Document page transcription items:
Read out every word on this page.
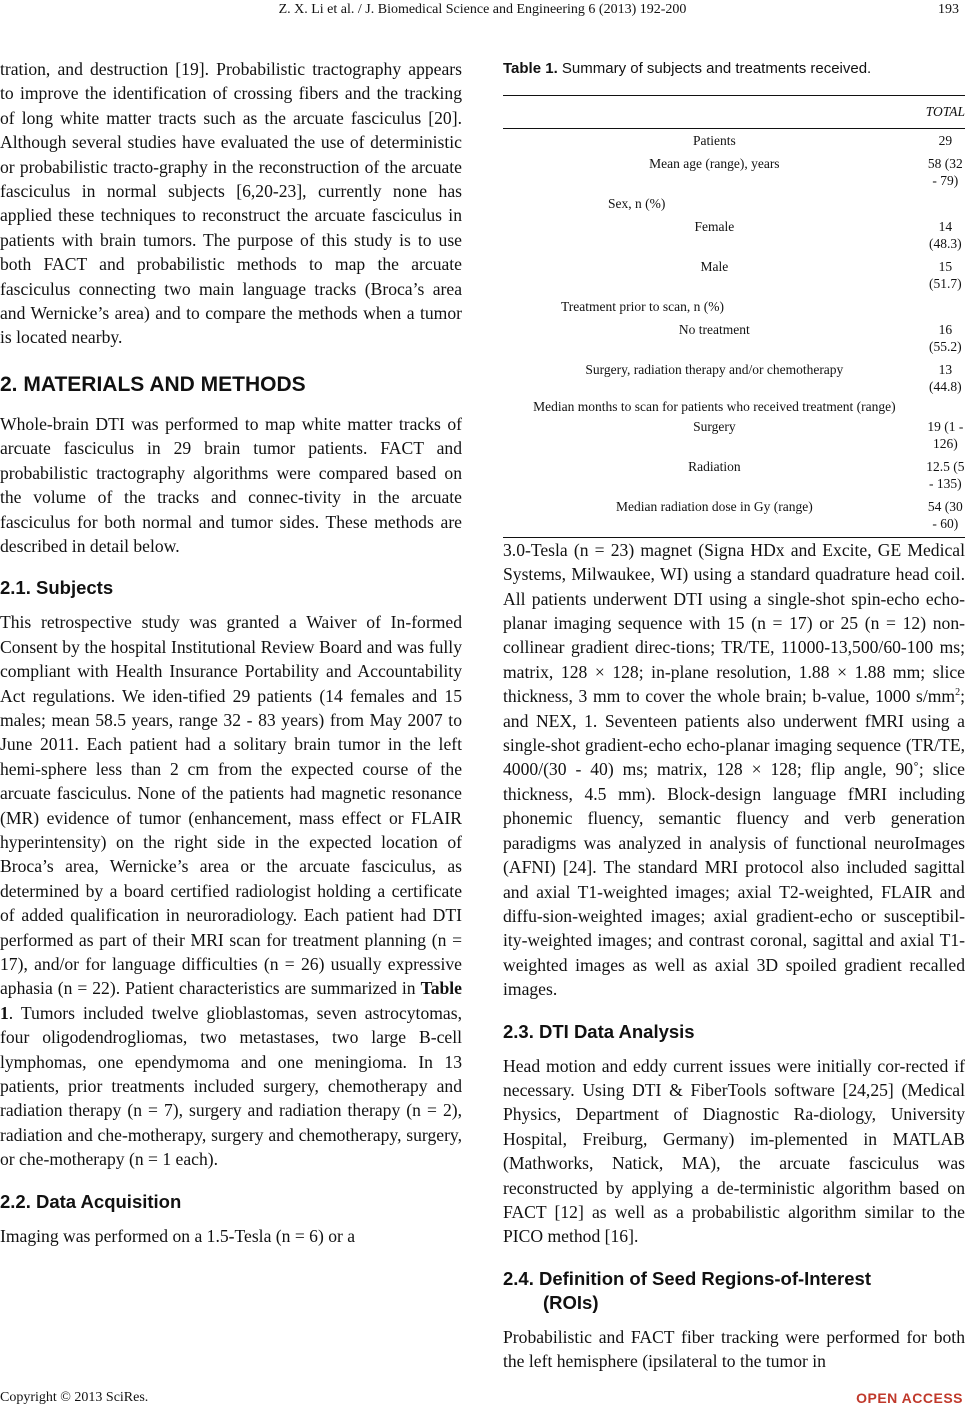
Z. X. Li et al. / J. Biomedical Science and Engineering 6 (2013) 192-200	193

tration, and destruction [19]. Probabilistic tractography appears to improve the identification of crossing fibers and the tracking of long white matter tracts such as the arcuate fasciculus [20]. Although several studies have evaluated the use of deterministic or probabilistic tracto-graphy in the reconstruction of the arcuate fasciculus in normal subjects [6,20-23], currently none has applied these techniques to reconstruct the arcuate fasciculus in patients with brain tumors. The purpose of this study is to use both FACT and probabilistic methods to map the arcuate fasciculus connecting two main language tracks (Broca’s area and Wernicke’s area) and to compare the methods when a tumor is located nearby.

2. MATERIALS AND METHODS

Whole-brain DTI was performed to map white matter tracks of arcuate fasciculus in 29 brain tumor patients. FACT and probabilistic tractography algorithms were compared based on the volume of the tracks and connec-tivity in the arcuate fasciculus for both normal and tumor sides. These methods are described in detail below.

2.1. Subjects

This retrospective study was granted a Waiver of In-formed Consent by the hospital Institutional Review Board and was fully compliant with Health Insurance Portability and Accountability Act regulations. We iden-tified 29 patients (14 females and 15 males; mean 58.5 years, range 32 - 83 years) from May 2007 to June 2011. Each patient had a solitary brain tumor in the left hemi-sphere less than 2 cm from the expected course of the arcuate fasciculus. None of the patients had magnetic resonance (MR) evidence of tumor (enhancement, mass effect or FLAIR hyperintensity) on the right side in the expected location of Broca’s area, Wernicke’s area or the arcuate fasciculus, as determined by a board certified radiologist holding a certificate of added qualification in neuroradiology. Each patient had DTI performed as part of their MRI scan for treatment planning (n = 17), and/or for language difficulties (n = 26) usually expressive aphasia (n = 22). Patient characteristics are summarized in Table 1. Tumors included twelve glioblastomas, seven astrocytomas, four oligodendrogliomas, two metastases, two large B-cell lymphomas, one ependymoma and one meningioma. In 13 patients, prior treatments included surgery, chemotherapy and radiation therapy (n = 7), surgery and radiation therapy (n = 2), radiation and che-motherapy, surgery and chemotherapy, surgery, or che-motherapy (n = 1 each).

2.2. Data Acquisition

Imaging was performed on a 1.5-Tesla (n = 6) or a

Table 1. Summary of subjects and treatments received.
	TOTAL
Patients	29
Mean age (range), years	58 (32 - 79)
Sex, n (%)	
Female	14 (48.3)
Male	15 (51.7)
Treatment prior to scan, n (%)	
No treatment	16 (55.2)
Surgery, radiation therapy and/or chemotherapy	13 (44.8)
Median months to scan for patients who received treatment (range)	
Surgery	19 (1 - 126)
Radiation	12.5 (5 - 135)
Median radiation dose in Gy (range)	54 (30 - 60)

3.0-Tesla (n = 23) magnet (Signa HDx and Excite, GE Medical Systems, Milwaukee, WI) using a standard quadrature head coil. All patients underwent DTI using a single-shot spin-echo echo-planar imaging sequence with 15 (n = 17) or 25 (n = 12) non-collinear gradient direc-tions; TR/TE, 11000-13,500/60-100 ms; matrix, 128 × 128; in-plane resolution, 1.88 × 1.88 mm; slice thickness, 3 mm to cover the whole brain; b-value, 1000 $s/mm^2$; and NEX, 1. Seventeen patients also underwent fMRI using a single-shot gradient-echo echo-planar imaging sequence (TR/TE, 4000/(30 - 40) ms; matrix, 128 × 128; flip angle, 90˚; slice thickness, 4.5 mm). Block-design language fMRI including phonemic fluency, semantic fluency and verb generation paradigms was analyzed in analysis of functional neuroImages (AFNI) [24]. The standard MRI protocol also included sagittal and axial T1-weighted images; axial T2-weighted, FLAIR and diffu-sion-weighted images; axial gradient-echo or susceptibil-ity-weighted images; and contrast coronal, sagittal and axial T1-weighted images as well as axial 3D spoiled gradient recalled images.

2.3. DTI Data Analysis

Head motion and eddy current issues were initially cor-rected if necessary. Using DTI & FiberTools software [24,25] (Medical Physics, Department of Diagnostic Ra-diology, University Hospital, Freiburg, Germany) im-plemented in MATLAB (Mathworks, Natick, MA), the arcuate fasciculus was reconstructed by applying a de-terministic algorithm based on FACT [12] as well as a probabilistic algorithm similar to the PICO method [16].

2.4. Definition of Seed Regions-of-Interest
(ROIs)

Probabilistic and FACT fiber tracking were performed for both the left hemisphere (ipsilateral to the tumor in

Copyright © 2013 SciRes.	OPEN ACCESS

> _Work item_: Your reply should hold only the records, duplicated exactly, without any image.

> _Answer space_:
Read out every word on this page.
Z. X. Li et al. / J. Biomedical Science and Engineering 6 (2013) 192-200	193

tration, and destruction [19]. Probabilistic tractography appears to improve the identification of crossing fibers and the tracking of long white matter tracts such as the arcuate fasciculus [20]. Although several studies have evaluated the use of deterministic or probabilistic tracto-graphy in the reconstruction of the arcuate fasciculus in normal subjects [6,20-23], currently none has applied these techniques to reconstruct the arcuate fasciculus in patients with brain tumors. The purpose of this study is to use both FACT and probabilistic methods to map the arcuate fasciculus connecting two main language tracks (Broca’s area and Wernicke’s area) and to compare the methods when a tumor is located nearby.

2. MATERIALS AND METHODS

Whole-brain DTI was performed to map white matter tracks of arcuate fasciculus in 29 brain tumor patients. FACT and probabilistic tractography algorithms were compared based on the volume of the tracks and connec-tivity in the arcuate fasciculus for both normal and tumor sides. These methods are described in detail below.

2.1. Subjects

This retrospective study was granted a Waiver of In-formed Consent by the hospital Institutional Review Board and was fully compliant with Health Insurance Portability and Accountability Act regulations. We iden-tified 29 patients (14 females and 15 males; mean 58.5 years, range 32 - 83 years) from May 2007 to June 2011. Each patient had a solitary brain tumor in the left hemi-sphere less than 2 cm from the expected course of the arcuate fasciculus. None of the patients had magnetic resonance (MR) evidence of tumor (enhancement, mass effect or FLAIR hyperintensity) on the right side in the expected location of Broca’s area, Wernicke’s area or the arcuate fasciculus, as determined by a board certified radiologist holding a certificate of added qualification in neuroradiology. Each patient had DTI performed as part of their MRI scan for treatment planning (n = 17), and/or for language difficulties (n = 26) usually expressive aphasia (n = 22). Patient characteristics are summarized in Table 1. Tumors included twelve glioblastomas, seven astrocytomas, four oligodendrogliomas, two metastases, two large B-cell lymphomas, one ependymoma and one meningioma. In 13 patients, prior treatments included surgery, chemotherapy and radiation therapy (n = 7), surgery and radiation therapy (n = 2), radiation and che-motherapy, surgery and chemotherapy, surgery, or che-motherapy (n = 1 each).

2.2. Data Acquisition

Imaging was performed on a 1.5-Tesla (n = 6) or a

Table 1. Summary of subjects and treatments received.
	TOTAL
Patients	29
Mean age (range), years	58 (32 - 79)
Sex, n (%)	
Female	14 (48.3)
Male	15 (51.7)
Treatment prior to scan, n (%)	
No treatment	16 (55.2)
Surgery, radiation therapy and/or chemotherapy	13 (44.8)
Median months to scan for patients who received treatment (range)	
Surgery	19 (1 - 126)
Radiation	12.5 (5 - 135)
Median radiation dose in Gy (range)	54 (30 - 60)

3.0-Tesla (n = 23) magnet (Signa HDx and Excite, GE Medical Systems, Milwaukee, WI) using a standard quadrature head coil. All patients underwent DTI using a single-shot spin-echo echo-planar imaging sequence with 15 (n = 17) or 25 (n = 12) non-collinear gradient direc-tions; TR/TE, 11000-13,500/60-100 ms; matrix, 128 × 128; in-plane resolution, 1.88 × 1.88 mm; slice thickness, 3 mm to cover the whole brain; b-value, 1000 $s/mm^2$; and NEX, 1. Seventeen patients also underwent fMRI using a single-shot gradient-echo echo-planar imaging sequence (TR/TE, 4000/(30 - 40) ms; matrix, 128 × 128; flip angle, 90˚; slice thickness, 4.5 mm). Block-design language fMRI including phonemic fluency, semantic fluency and verb generation paradigms was analyzed in analysis of functional neuroImages (AFNI) [24]. The standard MRI protocol also included sagittal and axial T1-weighted images; axial T2-weighted, FLAIR and diffu-sion-weighted images; axial gradient-echo or susceptibil-ity-weighted images; and contrast coronal, sagittal and axial T1-weighted images as well as axial 3D spoiled gradient recalled images.

2.3. DTI Data Analysis

Head motion and eddy current issues were initially cor-rected if necessary. Using DTI & FiberTools software [24,25] (Medical Physics, Department of Diagnostic Ra-diology, University Hospital, Freiburg, Germany) im-plemented in MATLAB (Mathworks, Natick, MA), the arcuate fasciculus was reconstructed by applying a de-terministic algorithm based on FACT [12] as well as a probabilistic algorithm similar to the PICO method [16].

2.4. Definition of Seed Regions-of-Interest
(ROIs)

Probabilistic and FACT fiber tracking were performed for both the left hemisphere (ipsilateral to the tumor in

Copyright © 2013 SciRes.	OPEN ACCESS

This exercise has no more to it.